begin
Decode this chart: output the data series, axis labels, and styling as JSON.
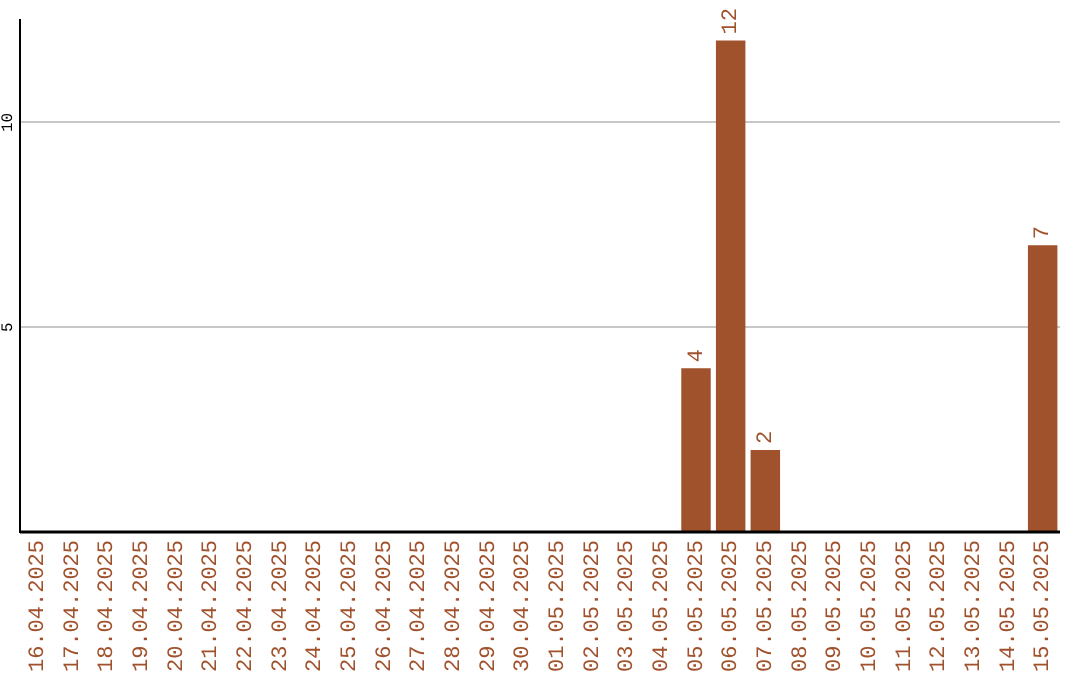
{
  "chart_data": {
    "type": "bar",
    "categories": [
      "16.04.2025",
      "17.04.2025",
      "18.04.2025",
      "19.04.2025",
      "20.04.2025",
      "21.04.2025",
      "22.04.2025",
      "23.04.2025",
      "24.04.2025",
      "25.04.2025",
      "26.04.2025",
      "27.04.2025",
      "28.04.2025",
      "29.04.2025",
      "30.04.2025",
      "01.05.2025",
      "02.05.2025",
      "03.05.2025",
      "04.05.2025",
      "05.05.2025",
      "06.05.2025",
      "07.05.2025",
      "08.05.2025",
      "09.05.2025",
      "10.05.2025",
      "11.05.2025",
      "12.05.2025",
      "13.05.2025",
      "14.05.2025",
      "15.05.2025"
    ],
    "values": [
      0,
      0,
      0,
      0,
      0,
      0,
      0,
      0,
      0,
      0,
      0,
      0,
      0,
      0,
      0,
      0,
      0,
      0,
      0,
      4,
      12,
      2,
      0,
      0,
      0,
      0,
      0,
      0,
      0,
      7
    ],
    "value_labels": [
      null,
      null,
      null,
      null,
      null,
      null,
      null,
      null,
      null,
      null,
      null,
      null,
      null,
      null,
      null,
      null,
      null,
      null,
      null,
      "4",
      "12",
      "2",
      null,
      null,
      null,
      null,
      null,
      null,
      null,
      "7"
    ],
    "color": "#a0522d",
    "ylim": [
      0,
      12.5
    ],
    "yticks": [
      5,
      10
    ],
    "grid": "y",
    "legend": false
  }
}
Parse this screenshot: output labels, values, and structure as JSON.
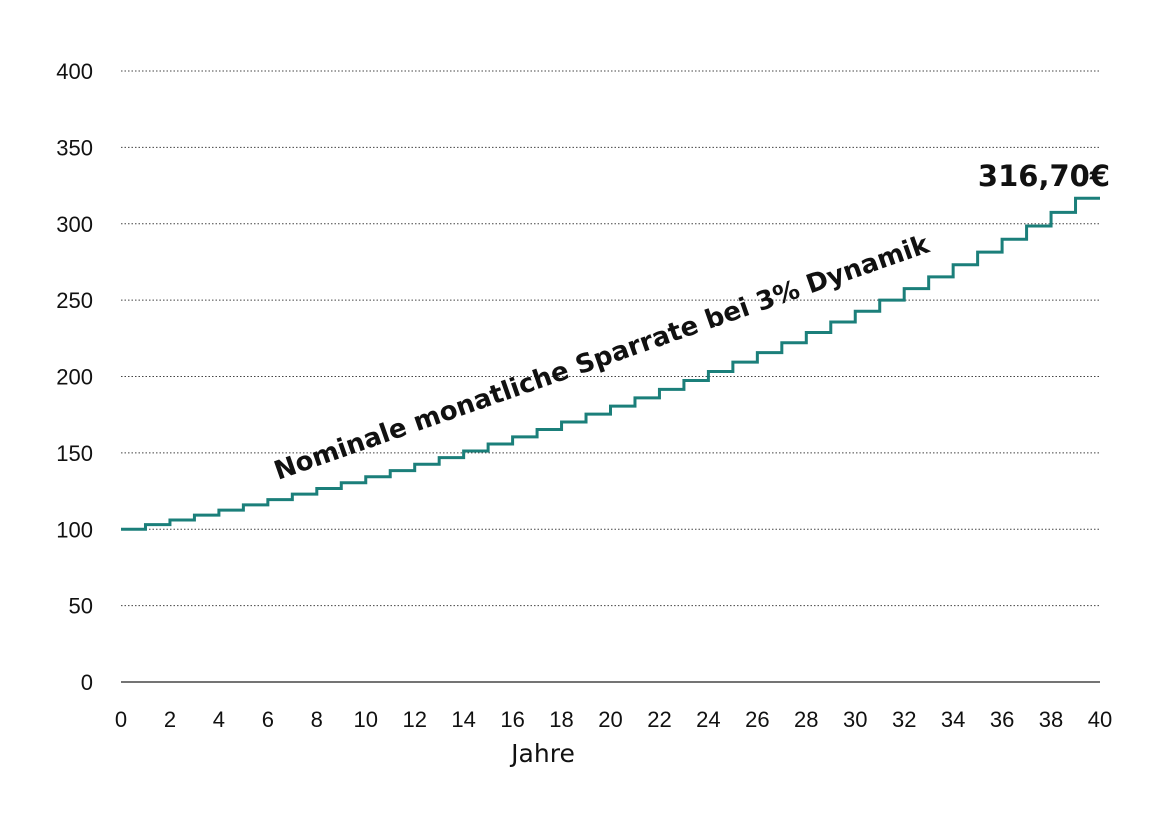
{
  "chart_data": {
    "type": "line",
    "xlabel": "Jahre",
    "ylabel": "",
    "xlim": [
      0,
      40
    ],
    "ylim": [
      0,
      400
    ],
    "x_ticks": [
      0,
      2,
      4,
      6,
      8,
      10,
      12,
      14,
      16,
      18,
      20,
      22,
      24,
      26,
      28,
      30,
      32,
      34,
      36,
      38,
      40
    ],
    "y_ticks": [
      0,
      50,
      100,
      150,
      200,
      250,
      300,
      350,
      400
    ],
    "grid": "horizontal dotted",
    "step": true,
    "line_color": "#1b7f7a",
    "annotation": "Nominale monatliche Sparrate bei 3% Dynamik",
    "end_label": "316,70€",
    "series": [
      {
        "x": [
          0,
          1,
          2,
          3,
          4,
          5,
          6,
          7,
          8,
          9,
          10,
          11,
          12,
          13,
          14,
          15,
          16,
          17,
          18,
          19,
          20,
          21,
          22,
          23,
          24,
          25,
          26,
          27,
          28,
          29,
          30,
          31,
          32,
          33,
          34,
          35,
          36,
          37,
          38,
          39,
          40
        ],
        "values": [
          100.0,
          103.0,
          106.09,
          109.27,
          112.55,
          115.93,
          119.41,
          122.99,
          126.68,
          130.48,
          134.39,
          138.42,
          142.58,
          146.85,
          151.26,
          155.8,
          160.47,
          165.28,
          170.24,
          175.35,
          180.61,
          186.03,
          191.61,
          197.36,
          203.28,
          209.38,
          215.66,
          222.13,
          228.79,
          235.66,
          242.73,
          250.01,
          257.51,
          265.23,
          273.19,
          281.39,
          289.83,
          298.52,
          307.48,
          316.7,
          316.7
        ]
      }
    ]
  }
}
end
# REQUEST
Write out every line of the listing that holds the word "this".

# COMPLETE RESPONSE
Decode this chart: output the data series, axis labels, and styling as JSON.
Parse this screenshot: output labels, values, and structure as JSON.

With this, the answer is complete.